_指示文 1_
小規模宅地等の特例に関する次の本文の要点を、2文でまとめなさい。

_選択本文_
□ □ □ □ □ □ □

小規模宅地等の特例「家なき子特例」とは?同居していない場合も適用できる要件や注意点を税理士が解説

家なき子特例とは、被相続人と同居していなくても適用できる小規模宅地等の特例のことです。
以下の要件に当てはまる場合は、家なき子特例を適用できる可能性があります。
・被相続人に配偶者・同居の相続人がいない
・3年以内に自分の持ち家に住んでいない
・相続する家を過去に所有したことがない
・相続する家を10か月間は所有し続ける
本記事では、家なき子特例とはどのような特例か、適用の要件や注意点も詳しく解説します。
![]() | <この記事の監修者> 吉本 貴幸(よしもと たかゆき) 税理士法人吉本事務所 代表社員 税理士・行政書士 1973年生まれ 法学修士。1998年に現在の税理士法人の前身である個人税理士事務所に入所。2021年10月より現職。法人、個人事業のクライアントや相続税、贈与税の申告に関わる一方、税理士法人関連会社の社会保険労務士事務所、行政書士事務所、保険代理店のマネージメントにも携わる。経営に関する総合的な知識のもと、税務申告のみならず、事業運営・起業・法人設立のアドバイスも得意とする。税理士法人関連7サイトの総編集長・監修者として、最新の税務情報発信に務めている。 |
小規模宅地等の特例は同居していなくても適用できる
被相続人が住んでいた自宅を相続するときは、小規模宅地等の特例を適用できますが、配偶者以外の親族が相続する場合は、原則として被相続人と同居していることが要件です。

□ □ □ □ □ □ □

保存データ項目
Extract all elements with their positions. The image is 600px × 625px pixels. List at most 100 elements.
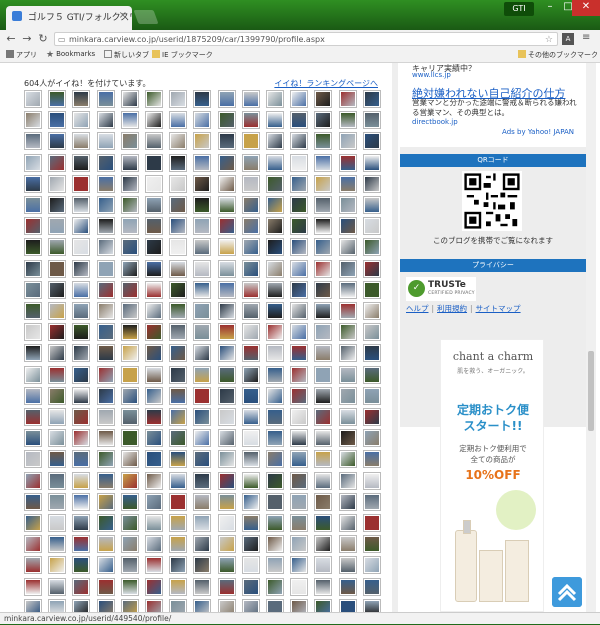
liker-avatar[interactable] [96,302,115,320]
liker-avatar[interactable] [217,386,236,405]
liker-avatar[interactable] [314,259,333,278]
browser-tab[interactable]: ゴルフ５ GTI/フォルクスワー × [6,6,132,30]
liker-avatar[interactable] [120,577,139,596]
menu-icon[interactable]: ≡ [582,32,590,43]
liker-avatar[interactable] [120,429,139,448]
liker-avatar[interactable] [145,217,163,236]
liker-avatar[interactable] [72,450,91,469]
truste-seal[interactable]: ✓ TRUSTe CERTIFIED PRIVACY [406,277,476,301]
liker-avatar[interactable] [193,535,212,554]
liker-avatar[interactable] [338,492,357,511]
liker-avatar[interactable] [145,429,163,448]
liker-avatar[interactable] [338,429,357,448]
liker-avatar[interactable] [169,492,188,511]
liker-avatar[interactable] [48,450,67,469]
liker-avatar[interactable] [338,111,357,130]
bookmark-ie[interactable]: IE ブックマーク [152,50,213,60]
liker-avatar[interactable] [48,429,67,448]
liker-avatar[interactable] [217,238,236,257]
liker-avatar[interactable] [193,577,212,596]
liker-avatar[interactable] [72,408,91,426]
liker-avatar[interactable] [120,492,139,511]
liker-avatar[interactable] [24,217,42,236]
liker-avatar[interactable] [96,386,115,405]
liker-avatar[interactable] [120,153,139,172]
liker-avatar[interactable] [169,323,188,342]
liker-avatar[interactable] [266,302,284,320]
liker-avatar[interactable] [145,450,163,469]
liker-avatar[interactable] [193,471,212,490]
liker-avatar[interactable] [169,429,188,448]
liker-avatar[interactable] [314,556,333,575]
liker-avatar[interactable] [193,514,212,532]
liker-avatar[interactable] [48,471,67,490]
liker-avatar[interactable] [48,196,67,214]
liker-avatar[interactable] [24,556,42,575]
liker-avatar[interactable] [362,153,381,172]
liker-avatar[interactable] [314,217,333,236]
liker-avatar[interactable] [145,344,163,363]
liker-avatar[interactable] [362,323,381,342]
liker-avatar[interactable] [290,450,309,469]
liker-avatar[interactable] [120,280,139,299]
liker-avatar[interactable] [72,492,91,511]
bookmark-new-tab[interactable]: 新しいタブ [104,50,149,60]
liker-avatar[interactable] [48,302,67,320]
liker-avatar[interactable] [362,238,381,257]
liker-avatar[interactable] [96,514,115,532]
liker-avatar[interactable] [96,238,115,257]
liker-avatar[interactable] [217,556,236,575]
liker-avatar[interactable] [24,471,42,490]
liker-avatar[interactable] [193,450,212,469]
liker-avatar[interactable] [290,196,309,214]
help-link[interactable]: ヘルプ [406,304,429,313]
liker-avatar[interactable] [145,259,163,278]
address-bar[interactable]: ▭ minkara.carview.co.jp/userid/1875209/c… [54,32,558,46]
liker-avatar[interactable] [145,492,163,511]
liker-avatar[interactable] [266,323,284,342]
liker-avatar[interactable] [362,386,381,405]
liker-avatar[interactable] [266,386,284,405]
liker-avatar[interactable] [120,217,139,236]
liker-avatar[interactable] [72,259,91,278]
liker-avatar[interactable] [241,280,260,299]
liker-avatar[interactable] [72,302,91,320]
liker-avatar[interactable] [48,238,67,257]
liker-avatar[interactable] [72,535,91,554]
liker-avatar[interactable] [314,577,333,596]
liker-avatar[interactable] [217,344,236,363]
liker-avatar[interactable] [145,408,163,426]
liker-avatar[interactable] [145,302,163,320]
liker-avatar[interactable] [290,471,309,490]
liker-avatar[interactable] [48,492,67,511]
liker-avatar[interactable] [48,323,67,342]
liker-avatar[interactable] [96,535,115,554]
liker-avatar[interactable] [266,132,284,151]
liker-avatar[interactable] [241,598,260,612]
liker-avatar[interactable] [72,386,91,405]
liker-avatar[interactable] [290,365,309,384]
bookmark-bookmarks[interactable]: ★ Bookmarks [46,50,95,60]
liker-avatar[interactable] [48,90,67,108]
liker-avatar[interactable] [241,556,260,575]
liker-avatar[interactable] [266,344,284,363]
liker-avatar[interactable] [338,196,357,214]
liker-avatar[interactable] [72,344,91,363]
page-info-icon[interactable]: ▭ [58,33,66,47]
liker-avatar[interactable] [193,280,212,299]
liker-avatar[interactable] [314,492,333,511]
sitemap-link[interactable]: サイトマップ [476,304,521,313]
liker-avatar[interactable] [266,471,284,490]
liker-avatar[interactable] [290,556,309,575]
liker-avatar[interactable] [145,196,163,214]
liker-avatar[interactable] [120,302,139,320]
liker-avatar[interactable] [314,111,333,130]
liker-avatar[interactable] [24,598,42,612]
liker-avatar[interactable] [48,259,67,278]
liker-avatar[interactable] [266,153,284,172]
ad2-url[interactable]: directbook.jp [412,118,458,126]
reload-icon[interactable]: ↻ [36,32,50,45]
liker-avatar[interactable] [96,577,115,596]
liker-avatar[interactable] [145,153,163,172]
liker-avatar[interactable] [169,386,188,405]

□ □ □ □ □ □ □

_指示文 2_
保存データの行のうち、「liker-avatar[interactable] [96,302,115,320]」を含む行から「liker-avatar[interactable] [338,429,357,448]」を含む行までを、両端の行も含めてそのまま書き写しなさい。

_完成解答 1_
家なき子特例とは、被相続人と同居していなくても適用できる小規模宅地等の特例です。被相続人に配偶者・同居の相続人がいない、3年以内に自分の持ち家に住んでいない、相続する家を過去に所有したことがない、相続する家を10か月間は所有し続けるという要件に当てはまる場合は、この特例を適用できる可能性があります。

_完成解答 2_
liker-avatar[interactable] [96,302,115,320]
liker-avatar[interactable] [217,386,236,405]
liker-avatar[interactable] [314,259,333,278]
browser-tab[interactable]: ゴルフ５ GTI/フォルクスワー × [6,6,132,30]
liker-avatar[interactable] [120,577,139,596]
menu-icon[interactable]: ≡ [582,32,590,43]
liker-avatar[interactable] [120,429,139,448]
liker-avatar[interactable] [145,217,163,236]
liker-avatar[interactable] [72,450,91,469]
truste-seal[interactable]: ✓ TRUSTe CERTIFIED PRIVACY [406,277,476,301]
liker-avatar[interactable] [193,535,212,554]
liker-avatar[interactable] [338,492,357,511]
liker-avatar[interactable] [145,429,163,448]
liker-avatar[interactable] [338,429,357,448]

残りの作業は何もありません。